**Listed records**.
▬▬▬
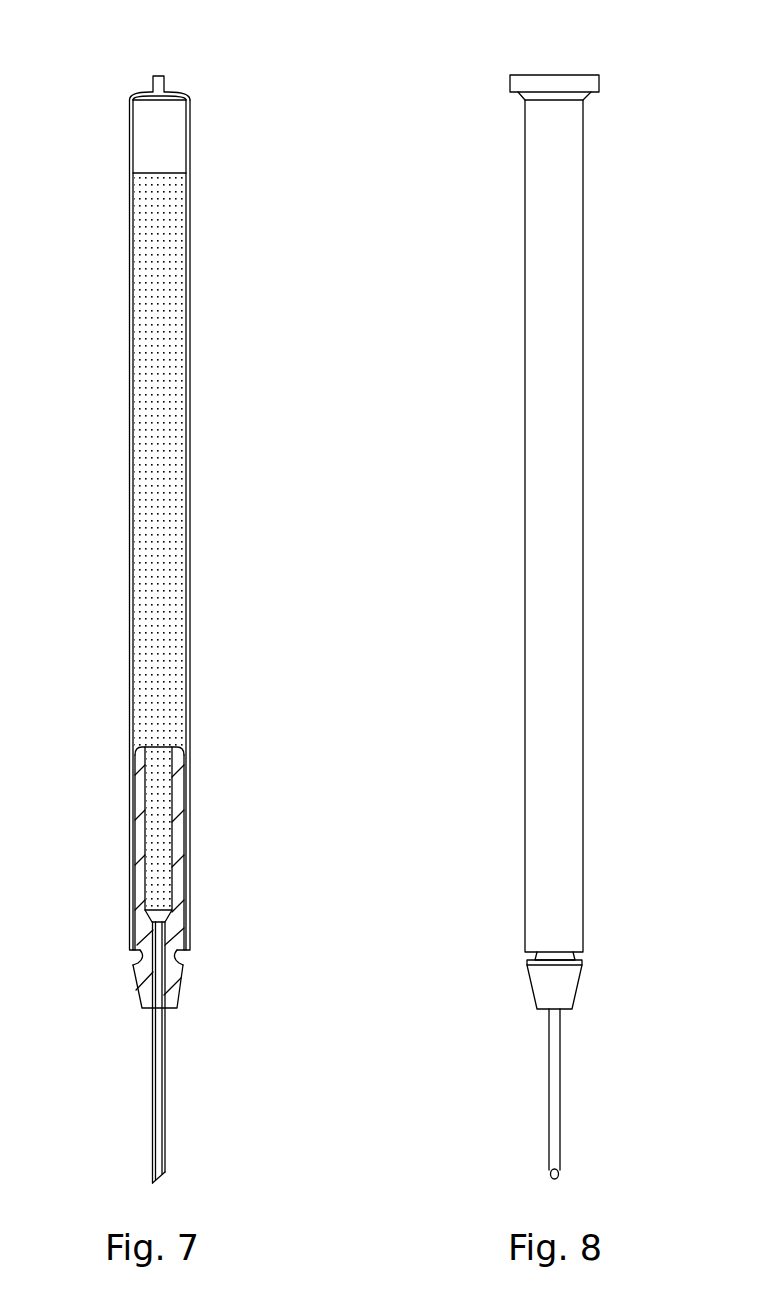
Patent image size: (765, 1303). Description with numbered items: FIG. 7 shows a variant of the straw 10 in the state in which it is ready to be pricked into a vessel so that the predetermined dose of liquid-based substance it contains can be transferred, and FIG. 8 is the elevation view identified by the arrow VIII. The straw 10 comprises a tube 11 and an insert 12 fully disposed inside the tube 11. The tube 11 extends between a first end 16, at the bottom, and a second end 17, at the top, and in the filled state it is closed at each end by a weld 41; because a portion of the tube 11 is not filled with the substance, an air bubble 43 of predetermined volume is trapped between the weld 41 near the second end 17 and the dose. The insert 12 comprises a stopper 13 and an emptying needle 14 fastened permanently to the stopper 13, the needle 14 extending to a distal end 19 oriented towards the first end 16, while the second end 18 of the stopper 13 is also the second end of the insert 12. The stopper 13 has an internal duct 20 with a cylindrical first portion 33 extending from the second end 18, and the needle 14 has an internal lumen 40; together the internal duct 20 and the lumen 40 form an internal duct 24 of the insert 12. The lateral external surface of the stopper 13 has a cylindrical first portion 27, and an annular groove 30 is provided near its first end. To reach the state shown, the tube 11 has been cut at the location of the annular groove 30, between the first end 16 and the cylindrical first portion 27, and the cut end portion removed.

In FIG. 7, the straw 10 is at (264, 157).
In FIG. 8, the straw 10 is at (443, 74).
In FIG. 7, the tube 11 is at (187, 353).
In FIG. 8, the tube 11 is at (525, 280).
In FIG. 7, the insert 12 is at (228, 988).
In FIG. 8, the insert 12 is at (503, 990).
In FIG. 7, the stopper 13 is at (178, 803).
In FIG. 8, the stopper 13 is at (562, 978).
In FIG. 7, the emptying needle 14 is at (166, 1128).
In FIG. 7, the first end of the tube 16 is at (124, 955).
In FIG. 8, the first end of the tube 16 is at (523, 953).
In FIG. 7, the second end of the tube 17 is at (189, 90).
In FIG. 8, the second end of the tube 17 is at (615, 75).
In FIG. 7, the second end of the insert and stopper 18 is at (163, 748).
In FIG. 7, the distal end of the needle 19 is at (160, 1177).
In FIG. 8, the distal end of the needle 19 is at (560, 1173).
In FIG. 7, the internal duct of the stopper 20 is at (166, 786).
In FIG. 7, the internal duct of the insert 24 is at (156, 1098).
In FIG. 8, the internal duct of the insert 24 is at (551, 1175).
In FIG. 7, the cylindrical first portion of the external surface 27 is at (134, 838).
In FIG. 7, the annular groove 30 is at (198, 957).
In FIG. 7, the cylindrical first portion of the internal duct 33 is at (151, 775).
In FIG. 7, the internal lumen 40 is at (156, 1063).
In FIG. 7, the weld 41 is at (157, 92).
In FIG. 8, the weld 41 is at (540, 81).
In FIG. 7, the air bubble 43 is at (136, 127).
In FIG. 7, the elevation view indicator VIII is at (198, 505).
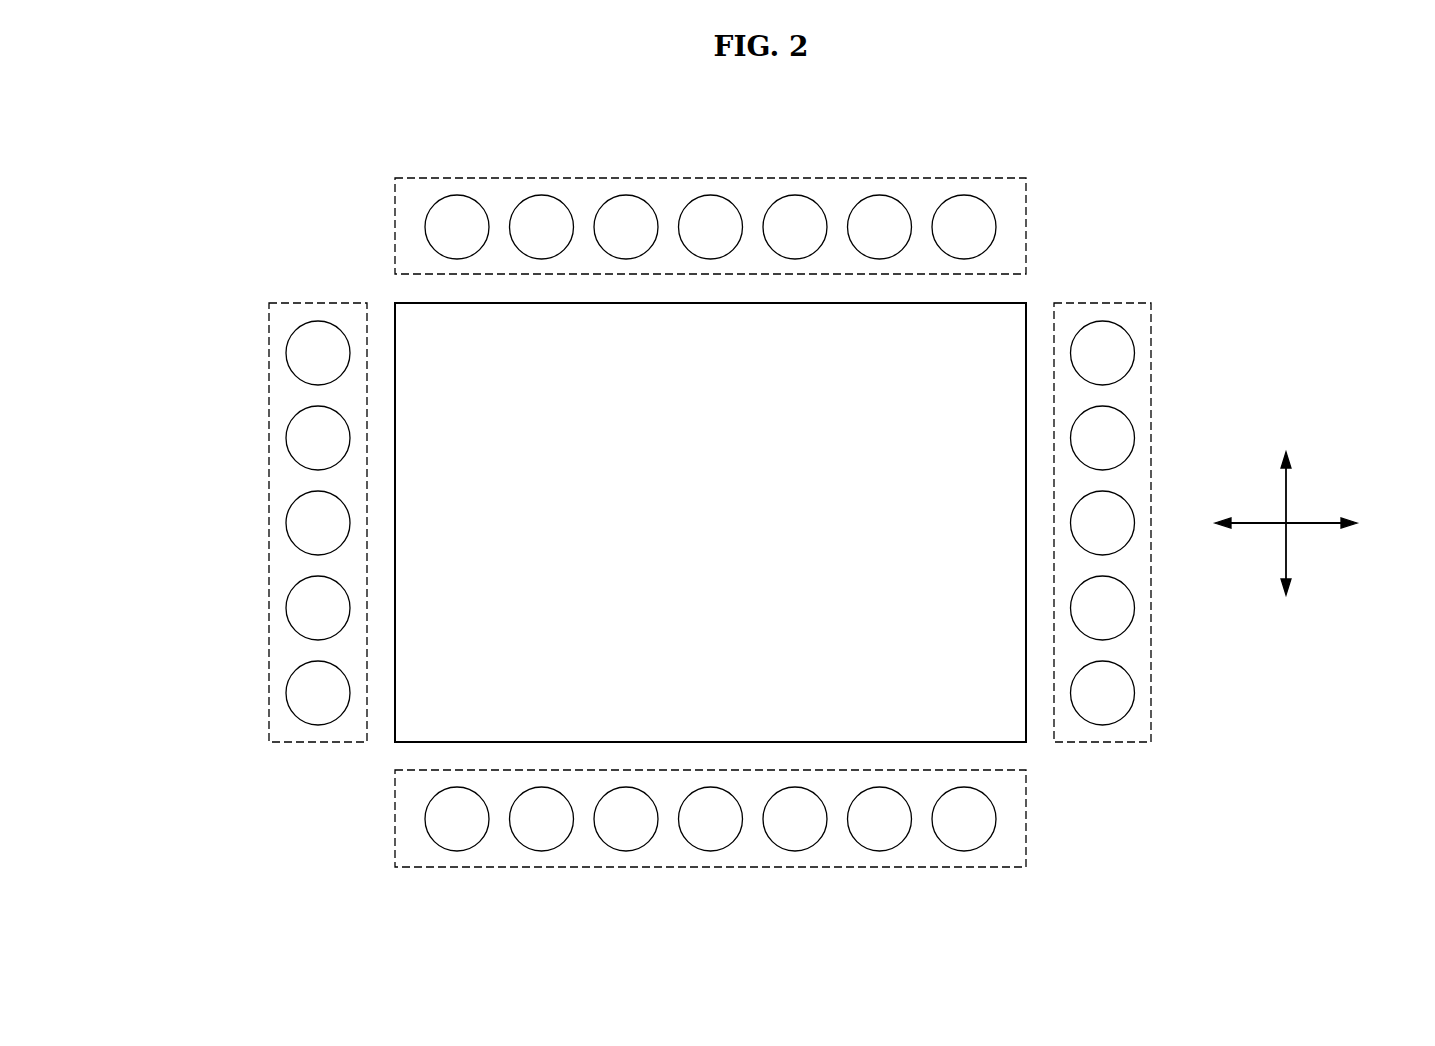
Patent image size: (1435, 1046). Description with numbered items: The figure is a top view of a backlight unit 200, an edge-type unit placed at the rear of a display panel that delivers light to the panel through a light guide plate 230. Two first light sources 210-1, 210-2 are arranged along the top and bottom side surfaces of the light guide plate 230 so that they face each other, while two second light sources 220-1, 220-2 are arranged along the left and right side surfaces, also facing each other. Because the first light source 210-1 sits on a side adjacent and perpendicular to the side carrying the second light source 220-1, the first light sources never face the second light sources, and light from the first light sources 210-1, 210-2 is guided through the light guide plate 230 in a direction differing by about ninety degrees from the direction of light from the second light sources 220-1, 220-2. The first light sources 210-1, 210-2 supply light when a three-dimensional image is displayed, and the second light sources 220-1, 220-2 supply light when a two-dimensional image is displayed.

The backlight unit 200 is at (732, 118).
The first light source 210-1 is at (710, 178).
The first light source 210-2 is at (1026, 818).
The second light source 220-1 is at (269, 370).
The second light source 220-2 is at (1151, 370).
The light guide plate 230 is at (1026, 303).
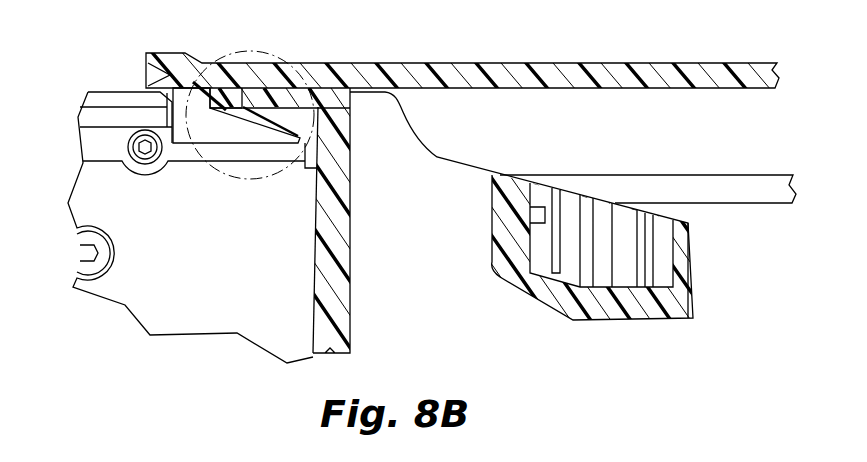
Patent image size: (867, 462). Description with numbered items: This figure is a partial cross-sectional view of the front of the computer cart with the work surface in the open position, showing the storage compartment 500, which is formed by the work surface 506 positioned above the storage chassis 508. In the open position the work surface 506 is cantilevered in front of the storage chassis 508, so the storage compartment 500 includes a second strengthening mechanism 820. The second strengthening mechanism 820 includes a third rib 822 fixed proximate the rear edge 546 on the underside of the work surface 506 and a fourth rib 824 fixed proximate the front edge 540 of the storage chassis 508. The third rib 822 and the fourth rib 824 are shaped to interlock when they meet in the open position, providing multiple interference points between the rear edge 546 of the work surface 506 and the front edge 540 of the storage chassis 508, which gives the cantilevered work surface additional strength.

The storage compartment 500 is at (178, 374).
The work surface 506 is at (420, 75).
The storage chassis 508 is at (343, 221).
The front edge 540 is at (333, 203).
The rear edge 546 is at (217, 68).
The second strengthening mechanism 820 is at (233, 170).
The third rib 822 is at (200, 127).
The fourth rib 824 is at (322, 112).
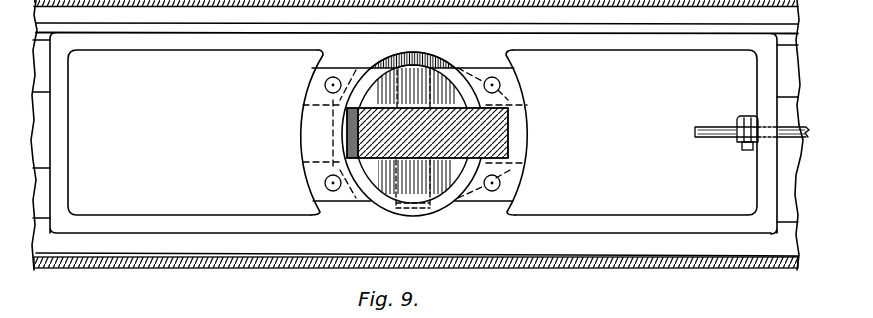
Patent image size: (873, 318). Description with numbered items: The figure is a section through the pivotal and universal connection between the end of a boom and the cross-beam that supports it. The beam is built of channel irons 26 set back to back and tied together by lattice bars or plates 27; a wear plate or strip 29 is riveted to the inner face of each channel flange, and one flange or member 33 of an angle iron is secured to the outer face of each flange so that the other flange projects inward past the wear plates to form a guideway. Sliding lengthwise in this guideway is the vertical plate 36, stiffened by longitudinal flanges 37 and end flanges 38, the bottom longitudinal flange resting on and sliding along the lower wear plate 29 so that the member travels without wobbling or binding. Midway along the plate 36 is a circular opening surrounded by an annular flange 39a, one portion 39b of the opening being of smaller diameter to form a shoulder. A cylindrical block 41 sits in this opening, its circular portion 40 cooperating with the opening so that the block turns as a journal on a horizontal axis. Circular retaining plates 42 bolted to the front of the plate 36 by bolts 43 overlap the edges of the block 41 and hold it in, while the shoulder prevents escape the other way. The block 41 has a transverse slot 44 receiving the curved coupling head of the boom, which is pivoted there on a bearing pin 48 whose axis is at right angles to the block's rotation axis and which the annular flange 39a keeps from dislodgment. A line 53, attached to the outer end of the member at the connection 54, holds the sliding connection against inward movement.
▬▬▬
**Requirement**. Report every line in the rows above that contains the string "tube", copying each such line in full.

**Task output**.
Patent image size: (765, 1303). Description with numbered items: FIG. 7 shows a variant of the straw 10 in the state in which it is ready to be pricked into a vessel so that the predetermined dose of liquid-based substance it contains can be transferred, and FIG. 8 is the elevation view identified by the arrow VIII. The straw 10 comprises a tube 11 and an insert 12 fully disposed inside the tube 11. The tube 11 extends between a first end 16, at the bottom, and a second end 17, at the top, and in the filled state it is closed at each end by a weld 41; because a portion of the tube 11 is not filled with the substance, an air bubble 43 of predetermined volume is trapped between the weld 41 near the second end 17 and the dose. The insert 12 comprises a stopper 13 and an emptying needle 14 fastened permanently to the stopper 13, the needle 14 extending to a distal end 19 oriented towards the first end 16, while the second end 18 of the stopper 13 is also the second end of the insert 12. The stopper 13 has an internal duct 20 with a cylindrical first portion 33 extending from the second end 18, and the needle 14 has an internal lumen 40; together the internal duct 20 and the lumen 40 form an internal duct 24 of the insert 12. The lateral external surface of the stopper 13 has a cylindrical first portion 27, and an annular groove 30 is provided near its first end. To reach the state shown, the tube 11 has been cut at the location of the annular groove 30, between the first end 16 and the cylindrical first portion 27, and the cut end portion removed.
In FIG. 7, the tube 11 is at (187, 353).
In FIG. 8, the tube 11 is at (525, 280).
In FIG. 7, the first end of the tube 16 is at (124, 955).
In FIG. 8, the first end of the tube 16 is at (523, 953).
In FIG. 7, the second end of the tube 17 is at (189, 90).
In FIG. 8, the second end of the tube 17 is at (615, 75).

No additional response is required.